= Requirement =
Search the material below for the string "Improve" and extract each line that has it.
- - -
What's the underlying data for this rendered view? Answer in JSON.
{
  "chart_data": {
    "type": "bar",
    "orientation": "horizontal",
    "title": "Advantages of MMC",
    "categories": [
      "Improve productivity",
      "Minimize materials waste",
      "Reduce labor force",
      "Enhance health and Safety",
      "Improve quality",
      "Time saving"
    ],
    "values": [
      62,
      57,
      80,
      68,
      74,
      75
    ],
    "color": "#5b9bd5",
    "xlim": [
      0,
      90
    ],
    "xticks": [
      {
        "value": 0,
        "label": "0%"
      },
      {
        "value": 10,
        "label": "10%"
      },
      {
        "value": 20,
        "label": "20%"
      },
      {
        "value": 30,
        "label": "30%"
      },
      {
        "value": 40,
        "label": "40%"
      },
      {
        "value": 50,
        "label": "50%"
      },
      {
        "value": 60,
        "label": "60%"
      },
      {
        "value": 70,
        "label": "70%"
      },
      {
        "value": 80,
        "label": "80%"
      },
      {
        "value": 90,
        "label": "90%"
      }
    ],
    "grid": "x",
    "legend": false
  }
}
- - -
= Solution =
      "Improve productivity",
      "Improve quality",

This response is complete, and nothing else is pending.